** Start Records supplied **

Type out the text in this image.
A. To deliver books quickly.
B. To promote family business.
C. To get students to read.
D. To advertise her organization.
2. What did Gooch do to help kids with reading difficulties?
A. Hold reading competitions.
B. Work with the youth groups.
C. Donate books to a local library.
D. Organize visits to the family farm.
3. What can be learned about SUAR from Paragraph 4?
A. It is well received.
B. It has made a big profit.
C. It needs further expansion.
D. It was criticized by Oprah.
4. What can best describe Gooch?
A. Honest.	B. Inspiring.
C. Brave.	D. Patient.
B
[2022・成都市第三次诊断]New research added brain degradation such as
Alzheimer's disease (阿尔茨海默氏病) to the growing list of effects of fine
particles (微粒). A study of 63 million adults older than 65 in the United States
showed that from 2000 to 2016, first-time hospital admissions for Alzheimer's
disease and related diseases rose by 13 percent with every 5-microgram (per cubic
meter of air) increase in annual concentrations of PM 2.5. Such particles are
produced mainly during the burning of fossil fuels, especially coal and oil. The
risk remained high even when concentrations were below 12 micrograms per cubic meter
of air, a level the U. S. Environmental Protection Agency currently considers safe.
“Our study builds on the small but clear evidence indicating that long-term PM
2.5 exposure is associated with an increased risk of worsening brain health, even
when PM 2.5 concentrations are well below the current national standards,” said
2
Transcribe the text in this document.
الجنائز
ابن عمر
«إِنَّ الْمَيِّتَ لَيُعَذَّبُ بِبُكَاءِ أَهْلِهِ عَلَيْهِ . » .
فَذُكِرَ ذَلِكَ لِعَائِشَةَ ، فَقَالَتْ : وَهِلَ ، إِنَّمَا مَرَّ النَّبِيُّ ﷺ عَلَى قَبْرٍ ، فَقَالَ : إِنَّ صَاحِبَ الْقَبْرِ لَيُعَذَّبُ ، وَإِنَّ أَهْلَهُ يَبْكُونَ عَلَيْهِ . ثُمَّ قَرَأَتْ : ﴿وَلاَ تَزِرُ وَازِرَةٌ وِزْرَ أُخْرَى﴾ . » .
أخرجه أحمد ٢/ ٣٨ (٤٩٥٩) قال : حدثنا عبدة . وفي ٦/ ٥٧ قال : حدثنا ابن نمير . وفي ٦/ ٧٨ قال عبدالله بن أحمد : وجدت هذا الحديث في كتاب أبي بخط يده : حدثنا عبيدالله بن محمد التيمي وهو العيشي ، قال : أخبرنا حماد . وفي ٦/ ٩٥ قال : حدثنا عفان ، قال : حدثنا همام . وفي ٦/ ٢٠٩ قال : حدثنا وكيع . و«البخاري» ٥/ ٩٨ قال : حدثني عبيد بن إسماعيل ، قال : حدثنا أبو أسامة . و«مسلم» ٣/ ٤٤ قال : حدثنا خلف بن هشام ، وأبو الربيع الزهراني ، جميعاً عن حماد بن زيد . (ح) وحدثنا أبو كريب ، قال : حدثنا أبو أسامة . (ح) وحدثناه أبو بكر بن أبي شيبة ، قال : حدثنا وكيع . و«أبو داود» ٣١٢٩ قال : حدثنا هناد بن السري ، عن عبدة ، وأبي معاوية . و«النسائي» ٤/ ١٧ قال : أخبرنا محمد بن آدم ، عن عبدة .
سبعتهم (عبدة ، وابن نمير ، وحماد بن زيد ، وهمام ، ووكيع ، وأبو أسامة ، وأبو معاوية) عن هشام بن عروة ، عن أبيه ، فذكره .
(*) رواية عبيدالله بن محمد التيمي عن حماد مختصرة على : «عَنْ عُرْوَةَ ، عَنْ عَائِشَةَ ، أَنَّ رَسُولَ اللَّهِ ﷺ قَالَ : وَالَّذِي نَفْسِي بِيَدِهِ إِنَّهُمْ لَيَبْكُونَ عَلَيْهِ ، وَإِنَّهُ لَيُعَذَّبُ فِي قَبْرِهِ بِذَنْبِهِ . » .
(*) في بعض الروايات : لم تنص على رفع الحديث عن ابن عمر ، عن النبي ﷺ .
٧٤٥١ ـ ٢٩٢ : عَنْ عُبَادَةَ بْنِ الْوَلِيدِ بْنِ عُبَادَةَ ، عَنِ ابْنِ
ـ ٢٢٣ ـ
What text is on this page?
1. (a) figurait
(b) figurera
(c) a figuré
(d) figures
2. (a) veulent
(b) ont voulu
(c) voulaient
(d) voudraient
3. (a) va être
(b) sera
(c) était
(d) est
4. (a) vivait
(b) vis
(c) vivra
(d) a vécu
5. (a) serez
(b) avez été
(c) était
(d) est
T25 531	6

** End Records supplied **

▶ Requirement: Only the lines from the one containing "What text is on this page?" to the end of the records should be repeated, exactly as they appear.

▶ Exercise result:
What text is on this page?
1. (a) figurait
(b) figurera
(c) a figuré
(d) figures
2. (a) veulent
(b) ont voulu
(c) voulaient
(d) voudraient
3. (a) va être
(b) sera
(c) était
(d) est
4. (a) vivait
(b) vis
(c) vivra
(d) a vécu
5. (a) serez
(b) avez été
(c) était
(d) est
T25 531	6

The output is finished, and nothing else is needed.